• DATA RECORDS:
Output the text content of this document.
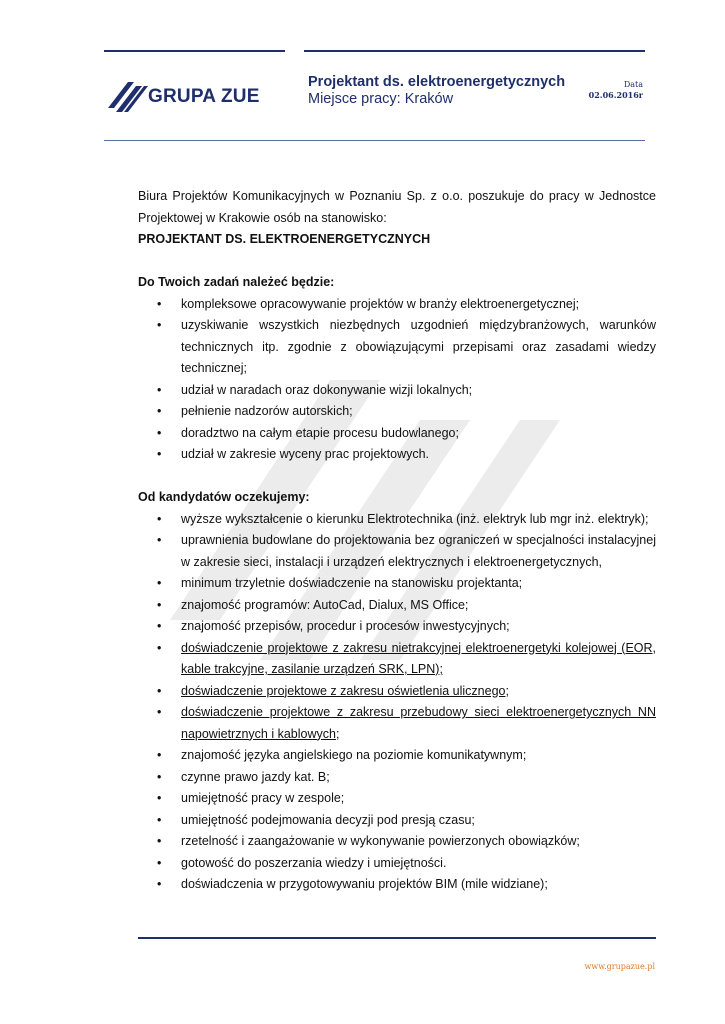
GRUPA ZUE
Projektant ds. elektroenergetycznych
Miejsce pracy: Kraków
Data
02.06.2016r

Biura Projektów Komunikacyjnych w Poznaniu Sp. z o.o. poszukuje do pracy w Jednostce Projektowej w Krakowie osób na stanowisko:

PROJEKTANT DS. ELEKTROENERGETYCZNYCH

Do Twoich zadań należeć będzie:

• kompleksowe opracowywanie projektów w branży elektroenergetycznej;
• uzyskiwanie wszystkich niezbędnych uzgodnień międzybranżowych, warunków technicznych itp. zgodnie z obowiązującymi przepisami oraz zasadami wiedzy technicznej;
• udział w naradach oraz dokonywanie wizji lokalnych;
• pełnienie nadzorów autorskich;
• doradztwo na całym etapie procesu budowlanego;
• udział w zakresie wyceny prac projektowych.

Od kandydatów oczekujemy:

• wyższe wykształcenie o kierunku Elektrotechnika (inż. elektryk lub mgr inż. elektryk);
• uprawnienia budowlane do projektowania bez ograniczeń w specjalności instalacyjnej w zakresie sieci, instalacji i urządzeń elektrycznych i elektroenergetycznych,
• minimum trzyletnie doświadczenie na stanowisku projektanta;
• znajomość programów: AutoCad, Dialux, MS Office;
• znajomość przepisów, procedur i procesów inwestycyjnych;
• doświadczenie projektowe z zakresu nietrakcyjnej elektroenergetyki kolejowej (EOR, kable trakcyjne, zasilanie urządzeń SRK, LPN);
• doświadczenie projektowe z zakresu oświetlenia ulicznego;
• doświadczenie projektowe z zakresu przebudowy sieci elektroenergetycznych NN napowietrznych i kablowych;
• znajomość języka angielskiego na poziomie komunikatywnym;
• czynne prawo jazdy kat. B;
• umiejętność pracy w zespole;
• umiejętność podejmowania decyzji pod presją czasu;
• rzetelność i zaangażowanie w wykonywanie powierzonych obowiązków;
• gotowość do poszerzania wiedzy i umiejętności.
• doświadczenia w przygotowywaniu projektów BIM (mile widziane);
www.grupazue.pl
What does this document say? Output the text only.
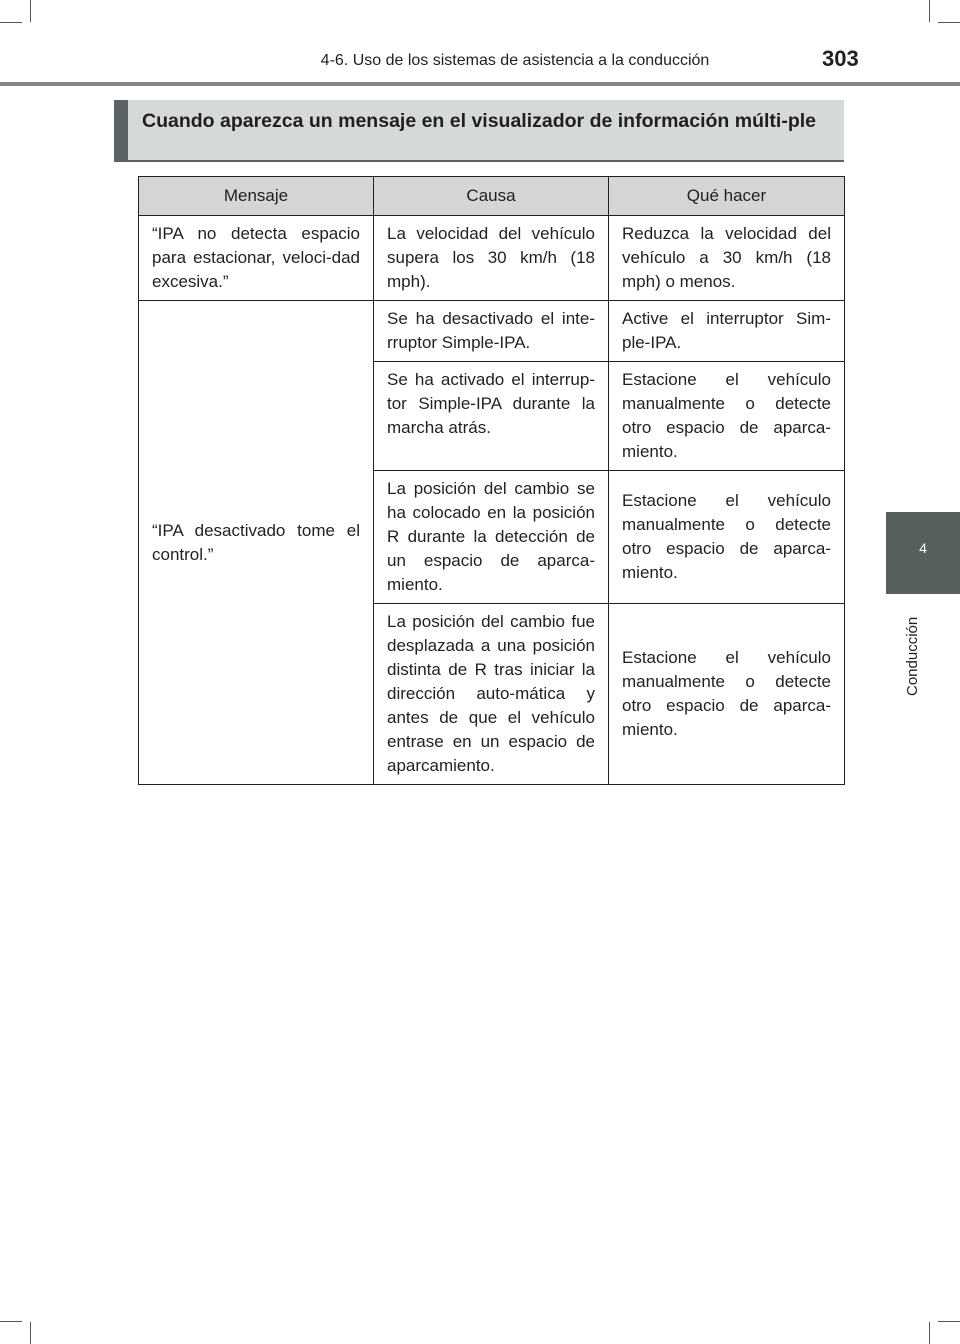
4-6. Uso de los sistemas de asistencia a la conducción	303
4
Conducción
Cuando aparezca un mensaje en el visualizador de información múlti-ple
Mensaje	Causa	Qué hacer
“IPA no detecta espacio para estacionar, veloci-dad excesiva.”	La velocidad del vehículo supera los 30 km/h (18 mph).	Reduzca la velocidad del vehículo a 30 km/h (18 mph) o menos.
“IPA desactivado tome el control.”	Se ha desactivado el inte-rruptor Simple-IPA.	Active el interruptor Sim-ple-IPA.
	Se ha activado el interrup-tor Simple-IPA durante la marcha atrás.	Estacione el vehículo manualmente o detecte otro espacio de aparca-miento.
	La posición del cambio se ha colocado en la posición R durante la detección de un espacio de aparca-miento.	Estacione el vehículo manualmente o detecte otro espacio de aparca-miento.
	La posición del cambio fue desplazada a una posición distinta de R tras iniciar la dirección auto-mática y antes de que el vehículo entrase en un espacio de aparcamiento.	Estacione el vehículo manualmente o detecte otro espacio de aparca-miento.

• TASK DETAILS: Scan the listing above and copy all lines containing the word "wiedzy".

• RESULT:
• uzyskiwanie wszystkich niezbędnych uzgodnień międzybranżowych, warunków technicznych itp. zgodnie z obowiązującymi przepisami oraz zasadami wiedzy technicznej;
• gotowość do poszerzania wiedzy i umiejętności.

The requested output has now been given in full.